- _RECORDS SUPPLIED_:
────────────────
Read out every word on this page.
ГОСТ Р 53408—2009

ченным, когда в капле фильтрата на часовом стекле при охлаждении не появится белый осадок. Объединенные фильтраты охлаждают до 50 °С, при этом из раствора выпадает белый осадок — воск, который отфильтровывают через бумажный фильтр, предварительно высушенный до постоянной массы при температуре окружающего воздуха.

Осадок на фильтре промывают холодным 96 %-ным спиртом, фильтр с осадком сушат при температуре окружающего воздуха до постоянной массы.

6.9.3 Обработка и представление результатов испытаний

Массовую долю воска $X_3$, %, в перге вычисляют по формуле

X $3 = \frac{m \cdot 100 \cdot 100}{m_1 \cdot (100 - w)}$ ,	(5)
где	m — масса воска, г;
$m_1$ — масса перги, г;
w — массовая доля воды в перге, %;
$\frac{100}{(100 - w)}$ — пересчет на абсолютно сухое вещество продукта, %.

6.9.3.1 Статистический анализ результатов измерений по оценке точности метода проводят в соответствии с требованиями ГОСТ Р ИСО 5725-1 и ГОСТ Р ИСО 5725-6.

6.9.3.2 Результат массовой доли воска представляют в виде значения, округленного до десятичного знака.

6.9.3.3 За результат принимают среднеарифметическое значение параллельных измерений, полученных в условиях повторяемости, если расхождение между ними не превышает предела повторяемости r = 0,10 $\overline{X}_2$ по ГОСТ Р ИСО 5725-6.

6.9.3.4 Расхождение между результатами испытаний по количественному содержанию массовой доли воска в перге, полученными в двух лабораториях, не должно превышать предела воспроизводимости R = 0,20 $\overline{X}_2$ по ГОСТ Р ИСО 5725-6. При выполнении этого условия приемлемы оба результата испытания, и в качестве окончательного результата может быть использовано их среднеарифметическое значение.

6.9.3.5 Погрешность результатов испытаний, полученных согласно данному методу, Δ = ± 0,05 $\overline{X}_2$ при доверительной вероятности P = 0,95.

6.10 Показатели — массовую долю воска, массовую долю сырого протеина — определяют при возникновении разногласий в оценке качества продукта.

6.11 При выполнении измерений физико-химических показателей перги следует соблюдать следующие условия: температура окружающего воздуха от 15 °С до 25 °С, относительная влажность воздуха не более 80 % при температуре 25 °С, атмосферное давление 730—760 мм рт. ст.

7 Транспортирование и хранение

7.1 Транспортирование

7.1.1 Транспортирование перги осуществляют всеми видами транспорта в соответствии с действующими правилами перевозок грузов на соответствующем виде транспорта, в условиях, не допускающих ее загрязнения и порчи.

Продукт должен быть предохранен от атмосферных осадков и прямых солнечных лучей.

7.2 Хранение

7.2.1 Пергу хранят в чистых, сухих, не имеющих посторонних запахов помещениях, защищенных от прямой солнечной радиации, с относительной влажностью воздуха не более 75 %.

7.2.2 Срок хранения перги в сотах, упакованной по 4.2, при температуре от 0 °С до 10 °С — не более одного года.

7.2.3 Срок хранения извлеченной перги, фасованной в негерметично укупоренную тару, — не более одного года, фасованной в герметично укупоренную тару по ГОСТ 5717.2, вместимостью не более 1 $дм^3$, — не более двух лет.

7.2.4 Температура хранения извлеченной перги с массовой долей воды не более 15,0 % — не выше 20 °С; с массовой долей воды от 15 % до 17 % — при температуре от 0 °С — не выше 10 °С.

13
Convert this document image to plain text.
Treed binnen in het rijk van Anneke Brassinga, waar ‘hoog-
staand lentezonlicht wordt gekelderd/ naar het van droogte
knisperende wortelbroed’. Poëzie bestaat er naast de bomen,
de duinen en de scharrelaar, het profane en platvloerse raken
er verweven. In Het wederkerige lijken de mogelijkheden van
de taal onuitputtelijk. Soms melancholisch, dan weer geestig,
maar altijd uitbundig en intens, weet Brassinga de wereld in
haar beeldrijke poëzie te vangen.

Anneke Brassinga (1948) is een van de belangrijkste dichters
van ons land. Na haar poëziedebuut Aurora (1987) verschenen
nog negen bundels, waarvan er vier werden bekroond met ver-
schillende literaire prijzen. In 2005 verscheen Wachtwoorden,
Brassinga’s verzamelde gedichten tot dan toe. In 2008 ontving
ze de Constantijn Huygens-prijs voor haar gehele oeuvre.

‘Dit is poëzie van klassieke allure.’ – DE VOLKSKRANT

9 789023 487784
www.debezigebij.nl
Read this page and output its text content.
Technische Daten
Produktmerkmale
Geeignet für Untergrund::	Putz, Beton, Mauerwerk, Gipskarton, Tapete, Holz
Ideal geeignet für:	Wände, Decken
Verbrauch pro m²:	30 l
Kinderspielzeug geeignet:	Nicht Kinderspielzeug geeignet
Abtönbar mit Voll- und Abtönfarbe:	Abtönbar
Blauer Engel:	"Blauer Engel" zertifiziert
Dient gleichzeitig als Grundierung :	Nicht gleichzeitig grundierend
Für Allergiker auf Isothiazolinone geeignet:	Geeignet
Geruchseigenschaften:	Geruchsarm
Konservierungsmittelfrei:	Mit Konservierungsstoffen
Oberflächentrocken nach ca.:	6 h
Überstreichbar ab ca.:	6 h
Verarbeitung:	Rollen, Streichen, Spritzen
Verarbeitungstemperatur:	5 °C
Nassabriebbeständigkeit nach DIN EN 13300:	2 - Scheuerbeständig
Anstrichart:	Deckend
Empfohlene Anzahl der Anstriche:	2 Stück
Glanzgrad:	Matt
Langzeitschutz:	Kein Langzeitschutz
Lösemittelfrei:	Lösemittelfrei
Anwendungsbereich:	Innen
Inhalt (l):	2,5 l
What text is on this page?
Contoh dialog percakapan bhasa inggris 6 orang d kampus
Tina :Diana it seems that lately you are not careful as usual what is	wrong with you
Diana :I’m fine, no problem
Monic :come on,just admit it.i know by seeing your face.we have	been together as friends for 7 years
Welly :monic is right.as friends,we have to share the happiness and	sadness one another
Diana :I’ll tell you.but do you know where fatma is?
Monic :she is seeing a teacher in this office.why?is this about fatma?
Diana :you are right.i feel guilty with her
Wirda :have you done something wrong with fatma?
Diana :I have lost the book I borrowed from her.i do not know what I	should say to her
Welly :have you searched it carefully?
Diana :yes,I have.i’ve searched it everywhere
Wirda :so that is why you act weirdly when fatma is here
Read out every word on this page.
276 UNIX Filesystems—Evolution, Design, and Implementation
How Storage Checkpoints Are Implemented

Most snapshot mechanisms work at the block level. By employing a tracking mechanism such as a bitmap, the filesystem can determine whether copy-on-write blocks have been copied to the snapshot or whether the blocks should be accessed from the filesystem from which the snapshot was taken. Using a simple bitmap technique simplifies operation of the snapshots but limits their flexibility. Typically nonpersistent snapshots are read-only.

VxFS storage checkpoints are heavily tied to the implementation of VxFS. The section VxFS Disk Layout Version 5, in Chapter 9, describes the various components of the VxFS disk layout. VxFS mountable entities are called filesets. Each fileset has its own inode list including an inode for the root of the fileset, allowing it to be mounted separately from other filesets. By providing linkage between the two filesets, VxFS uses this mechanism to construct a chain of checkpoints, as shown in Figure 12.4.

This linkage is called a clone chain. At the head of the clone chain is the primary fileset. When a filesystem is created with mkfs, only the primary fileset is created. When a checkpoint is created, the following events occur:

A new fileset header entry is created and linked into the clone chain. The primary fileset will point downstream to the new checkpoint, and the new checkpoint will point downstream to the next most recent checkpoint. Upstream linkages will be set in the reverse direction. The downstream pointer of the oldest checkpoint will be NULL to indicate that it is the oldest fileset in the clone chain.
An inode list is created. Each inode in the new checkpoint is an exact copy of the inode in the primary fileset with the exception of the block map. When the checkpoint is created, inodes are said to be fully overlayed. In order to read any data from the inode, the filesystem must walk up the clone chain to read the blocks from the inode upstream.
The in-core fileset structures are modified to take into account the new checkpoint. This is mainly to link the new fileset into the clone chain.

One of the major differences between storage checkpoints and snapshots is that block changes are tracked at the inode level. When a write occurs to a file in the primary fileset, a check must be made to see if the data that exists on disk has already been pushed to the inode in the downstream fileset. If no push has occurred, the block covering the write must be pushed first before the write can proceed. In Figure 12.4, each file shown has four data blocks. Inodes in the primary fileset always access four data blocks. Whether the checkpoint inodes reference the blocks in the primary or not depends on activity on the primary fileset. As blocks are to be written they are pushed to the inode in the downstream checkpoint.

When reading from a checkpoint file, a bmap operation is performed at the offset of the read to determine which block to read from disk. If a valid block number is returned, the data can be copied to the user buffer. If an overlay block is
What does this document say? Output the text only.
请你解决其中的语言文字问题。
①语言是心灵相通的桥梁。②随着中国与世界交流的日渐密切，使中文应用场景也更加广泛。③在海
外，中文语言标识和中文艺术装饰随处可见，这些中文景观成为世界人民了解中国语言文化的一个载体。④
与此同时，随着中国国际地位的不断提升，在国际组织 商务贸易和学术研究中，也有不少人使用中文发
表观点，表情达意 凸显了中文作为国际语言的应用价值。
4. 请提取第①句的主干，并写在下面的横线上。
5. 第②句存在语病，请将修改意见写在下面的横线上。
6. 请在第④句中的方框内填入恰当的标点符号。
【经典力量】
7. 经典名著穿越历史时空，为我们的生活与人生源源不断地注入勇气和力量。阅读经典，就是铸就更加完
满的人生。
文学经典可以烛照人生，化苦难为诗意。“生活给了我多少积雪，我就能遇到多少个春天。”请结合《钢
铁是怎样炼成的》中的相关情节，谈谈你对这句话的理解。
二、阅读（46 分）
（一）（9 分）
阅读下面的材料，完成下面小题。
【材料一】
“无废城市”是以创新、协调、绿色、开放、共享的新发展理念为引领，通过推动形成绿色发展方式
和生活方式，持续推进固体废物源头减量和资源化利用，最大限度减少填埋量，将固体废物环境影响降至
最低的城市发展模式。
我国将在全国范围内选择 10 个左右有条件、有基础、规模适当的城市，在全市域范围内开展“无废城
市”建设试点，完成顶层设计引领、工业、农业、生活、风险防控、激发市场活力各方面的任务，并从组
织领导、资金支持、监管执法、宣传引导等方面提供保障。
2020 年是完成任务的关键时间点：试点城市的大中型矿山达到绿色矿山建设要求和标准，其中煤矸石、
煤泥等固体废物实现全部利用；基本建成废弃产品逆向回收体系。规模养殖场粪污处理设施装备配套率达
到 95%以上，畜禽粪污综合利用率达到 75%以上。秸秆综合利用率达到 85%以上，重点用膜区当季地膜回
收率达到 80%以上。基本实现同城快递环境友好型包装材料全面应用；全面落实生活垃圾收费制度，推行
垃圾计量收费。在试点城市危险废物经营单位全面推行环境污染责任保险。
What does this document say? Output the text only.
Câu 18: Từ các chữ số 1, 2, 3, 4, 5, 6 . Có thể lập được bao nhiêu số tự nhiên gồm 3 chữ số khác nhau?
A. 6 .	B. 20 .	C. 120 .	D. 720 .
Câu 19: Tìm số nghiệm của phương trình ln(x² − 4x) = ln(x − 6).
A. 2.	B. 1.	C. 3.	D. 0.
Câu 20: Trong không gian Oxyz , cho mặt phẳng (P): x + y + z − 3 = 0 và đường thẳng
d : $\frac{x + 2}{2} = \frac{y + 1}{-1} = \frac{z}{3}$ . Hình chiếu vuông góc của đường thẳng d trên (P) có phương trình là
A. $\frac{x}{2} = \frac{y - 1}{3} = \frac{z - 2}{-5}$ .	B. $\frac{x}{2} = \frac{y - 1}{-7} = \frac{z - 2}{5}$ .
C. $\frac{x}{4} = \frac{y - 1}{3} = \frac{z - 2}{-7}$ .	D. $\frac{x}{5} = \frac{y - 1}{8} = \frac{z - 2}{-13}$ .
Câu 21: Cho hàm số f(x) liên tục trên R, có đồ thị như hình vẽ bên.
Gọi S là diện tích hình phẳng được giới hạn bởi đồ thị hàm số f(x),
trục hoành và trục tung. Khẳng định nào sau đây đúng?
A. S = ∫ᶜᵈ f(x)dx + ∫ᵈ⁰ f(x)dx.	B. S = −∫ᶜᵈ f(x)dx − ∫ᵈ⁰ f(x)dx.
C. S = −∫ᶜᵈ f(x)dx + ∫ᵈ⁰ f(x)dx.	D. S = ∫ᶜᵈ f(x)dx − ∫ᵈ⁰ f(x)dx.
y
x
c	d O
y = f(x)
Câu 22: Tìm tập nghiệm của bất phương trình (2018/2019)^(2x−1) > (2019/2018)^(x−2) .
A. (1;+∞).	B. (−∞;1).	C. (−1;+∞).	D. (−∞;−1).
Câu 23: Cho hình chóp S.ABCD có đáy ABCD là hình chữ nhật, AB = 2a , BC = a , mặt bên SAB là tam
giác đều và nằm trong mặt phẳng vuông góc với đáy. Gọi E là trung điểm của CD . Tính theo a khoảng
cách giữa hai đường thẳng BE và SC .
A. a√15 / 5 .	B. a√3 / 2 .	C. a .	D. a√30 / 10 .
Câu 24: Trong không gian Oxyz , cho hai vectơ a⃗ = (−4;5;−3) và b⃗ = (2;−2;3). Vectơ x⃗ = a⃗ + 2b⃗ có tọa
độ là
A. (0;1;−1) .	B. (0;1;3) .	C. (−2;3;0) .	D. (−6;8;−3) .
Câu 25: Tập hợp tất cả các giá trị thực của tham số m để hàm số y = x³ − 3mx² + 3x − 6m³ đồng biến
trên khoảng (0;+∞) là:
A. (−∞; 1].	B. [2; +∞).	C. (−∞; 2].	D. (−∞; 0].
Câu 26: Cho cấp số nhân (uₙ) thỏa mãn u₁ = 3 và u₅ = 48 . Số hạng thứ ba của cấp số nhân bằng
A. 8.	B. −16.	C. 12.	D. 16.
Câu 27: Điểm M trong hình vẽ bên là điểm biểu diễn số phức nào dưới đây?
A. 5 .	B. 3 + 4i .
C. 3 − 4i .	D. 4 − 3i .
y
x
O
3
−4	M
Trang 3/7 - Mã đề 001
────────────────
- _EXERCISE_:
What is the number of lines in the data above that include the word "массовой"? Answer with that number only.

- _EXPECTED ANSWER_:
3